**Prompt:**
Write out all the material exactly. Leave nothing out.

——————————

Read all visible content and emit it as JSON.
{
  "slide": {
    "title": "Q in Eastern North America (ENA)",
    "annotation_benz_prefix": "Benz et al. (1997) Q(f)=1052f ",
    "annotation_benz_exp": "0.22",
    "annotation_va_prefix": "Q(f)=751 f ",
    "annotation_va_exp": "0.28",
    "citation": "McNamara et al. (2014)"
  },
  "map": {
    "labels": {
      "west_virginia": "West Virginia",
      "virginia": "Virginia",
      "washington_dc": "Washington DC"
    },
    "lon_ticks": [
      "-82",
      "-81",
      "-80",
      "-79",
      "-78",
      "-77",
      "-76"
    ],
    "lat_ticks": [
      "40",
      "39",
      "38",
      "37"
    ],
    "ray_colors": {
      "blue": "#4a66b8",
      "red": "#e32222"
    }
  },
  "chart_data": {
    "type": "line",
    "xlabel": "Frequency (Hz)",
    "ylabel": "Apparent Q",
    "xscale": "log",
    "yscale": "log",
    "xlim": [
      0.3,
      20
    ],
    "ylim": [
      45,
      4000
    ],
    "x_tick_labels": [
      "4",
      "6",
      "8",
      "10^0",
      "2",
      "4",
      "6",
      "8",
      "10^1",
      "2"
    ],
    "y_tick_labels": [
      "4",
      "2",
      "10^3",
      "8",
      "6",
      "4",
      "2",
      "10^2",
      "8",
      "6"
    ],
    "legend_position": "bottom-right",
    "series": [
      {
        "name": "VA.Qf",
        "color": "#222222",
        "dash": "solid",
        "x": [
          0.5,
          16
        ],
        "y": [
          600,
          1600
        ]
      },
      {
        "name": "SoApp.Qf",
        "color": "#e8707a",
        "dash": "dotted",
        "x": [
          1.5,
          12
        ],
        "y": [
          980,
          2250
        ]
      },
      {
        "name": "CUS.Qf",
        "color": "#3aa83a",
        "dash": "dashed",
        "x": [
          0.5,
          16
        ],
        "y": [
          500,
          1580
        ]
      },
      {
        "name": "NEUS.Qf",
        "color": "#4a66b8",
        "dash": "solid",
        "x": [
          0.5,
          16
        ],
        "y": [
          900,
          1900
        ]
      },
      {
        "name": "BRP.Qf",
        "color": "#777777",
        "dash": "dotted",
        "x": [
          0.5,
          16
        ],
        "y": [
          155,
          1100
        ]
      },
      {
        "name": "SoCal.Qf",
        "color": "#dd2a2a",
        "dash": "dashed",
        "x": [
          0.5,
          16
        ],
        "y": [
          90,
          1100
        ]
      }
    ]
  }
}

——————————

**Written answer:**
Read all visible content and emit it as JSON.
{
  "slide": {
    "title": "Q in Eastern North America (ENA)",
    "annotation_benz_prefix": "Benz et al. (1997) Q(f)=1052f ",
    "annotation_benz_exp": "0.22",
    "annotation_va_prefix": "Q(f)=751 f ",
    "annotation_va_exp": "0.28",
    "citation": "McNamara et al. (2014)"
  },
  "map": {
    "labels": {
      "west_virginia": "West Virginia",
      "virginia": "Virginia",
      "washington_dc": "Washington DC"
    },
    "lon_ticks": [
      "-82",
      "-81",
      "-80",
      "-79",
      "-78",
      "-77",
      "-76"
    ],
    "lat_ticks": [
      "40",
      "39",
      "38",
      "37"
    ],
    "ray_colors": {
      "blue": "#4a66b8",
      "red": "#e32222"
    }
  },
  "chart_data": {
    "type": "line",
    "xlabel": "Frequency (Hz)",
    "ylabel": "Apparent Q",
    "xscale": "log",
    "yscale": "log",
    "xlim": [
      0.3,
      20
    ],
    "ylim": [
      45,
      4000
    ],
    "x_tick_labels": [
      "4",
      "6",
      "8",
      "10^0",
      "2",
      "4",
      "6",
      "8",
      "10^1",
      "2"
    ],
    "y_tick_labels": [
      "4",
      "2",
      "10^3",
      "8",
      "6",
      "4",
      "2",
      "10^2",
      "8",
      "6"
    ],
    "legend_position": "bottom-right",
    "series": [
      {
        "name": "VA.Qf",
        "color": "#222222",
        "dash": "solid",
        "x": [
          0.5,
          16
        ],
        "y": [
          600,
          1600
        ]
      },
      {
        "name": "SoApp.Qf",
        "color": "#e8707a",
        "dash": "dotted",
        "x": [
          1.5,
          12
        ],
        "y": [
          980,
          2250
        ]
      },
      {
        "name": "CUS.Qf",
        "color": "#3aa83a",
        "dash": "dashed",
        "x": [
          0.5,
          16
        ],
        "y": [
          500,
          1580
        ]
      },
      {
        "name": "NEUS.Qf",
        "color": "#4a66b8",
        "dash": "solid",
        "x": [
          0.5,
          16
        ],
        "y": [
          900,
          1900
        ]
      },
      {
        "name": "BRP.Qf",
        "color": "#777777",
        "dash": "dotted",
        "x": [
          0.5,
          16
        ],
        "y": [
          155,
          1100
        ]
      },
      {
        "name": "SoCal.Qf",
        "color": "#dd2a2a",
        "dash": "dashed",
        "x": [
          0.5,
          16
        ],
        "y": [
          90,
          1100
        ]
      }
    ]
  }
}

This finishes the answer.